> [Objective]
Work out how many lines of the records contain "添加剂在食品容器". Answer with the number and nothing else.

## Start Data in this exercise

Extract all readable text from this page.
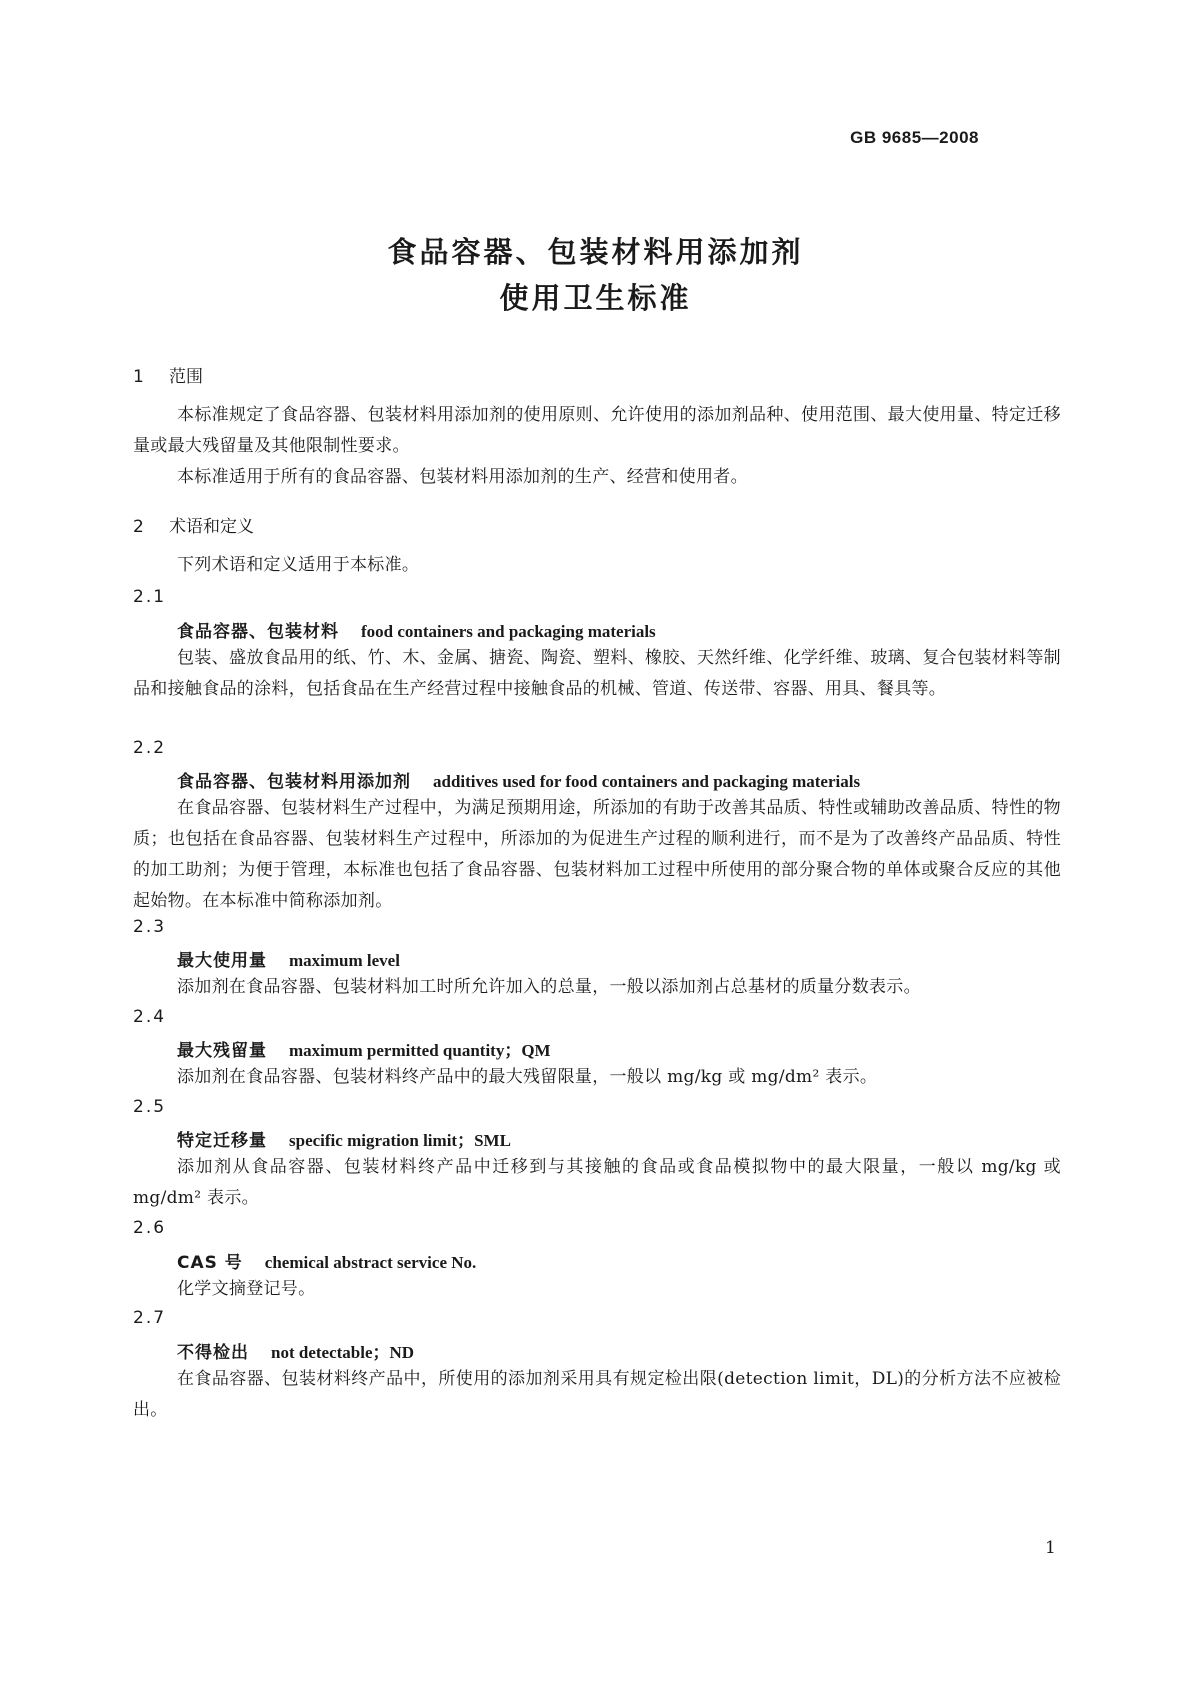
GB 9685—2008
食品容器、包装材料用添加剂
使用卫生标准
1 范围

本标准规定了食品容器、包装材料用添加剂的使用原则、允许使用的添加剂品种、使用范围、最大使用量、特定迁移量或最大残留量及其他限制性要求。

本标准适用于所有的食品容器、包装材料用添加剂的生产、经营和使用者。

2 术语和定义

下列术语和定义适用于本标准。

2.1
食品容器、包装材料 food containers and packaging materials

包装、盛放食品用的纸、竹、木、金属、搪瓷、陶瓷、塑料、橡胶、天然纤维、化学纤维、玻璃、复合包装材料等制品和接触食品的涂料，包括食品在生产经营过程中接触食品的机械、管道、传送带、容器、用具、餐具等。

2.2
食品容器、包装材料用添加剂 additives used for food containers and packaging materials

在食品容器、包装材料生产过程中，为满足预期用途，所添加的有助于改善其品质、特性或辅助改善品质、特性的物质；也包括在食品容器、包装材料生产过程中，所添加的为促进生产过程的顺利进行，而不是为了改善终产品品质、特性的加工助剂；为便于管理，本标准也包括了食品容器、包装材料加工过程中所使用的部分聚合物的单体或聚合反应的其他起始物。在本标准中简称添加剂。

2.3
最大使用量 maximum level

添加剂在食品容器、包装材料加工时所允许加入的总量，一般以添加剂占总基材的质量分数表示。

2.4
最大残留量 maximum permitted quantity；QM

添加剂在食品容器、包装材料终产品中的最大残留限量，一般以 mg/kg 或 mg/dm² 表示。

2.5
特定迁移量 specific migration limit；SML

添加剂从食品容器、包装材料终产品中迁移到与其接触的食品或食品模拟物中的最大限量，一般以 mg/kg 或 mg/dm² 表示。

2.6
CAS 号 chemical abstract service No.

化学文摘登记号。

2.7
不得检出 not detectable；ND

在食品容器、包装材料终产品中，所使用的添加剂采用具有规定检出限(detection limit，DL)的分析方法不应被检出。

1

## End Data in this exercise

> [Task output]
2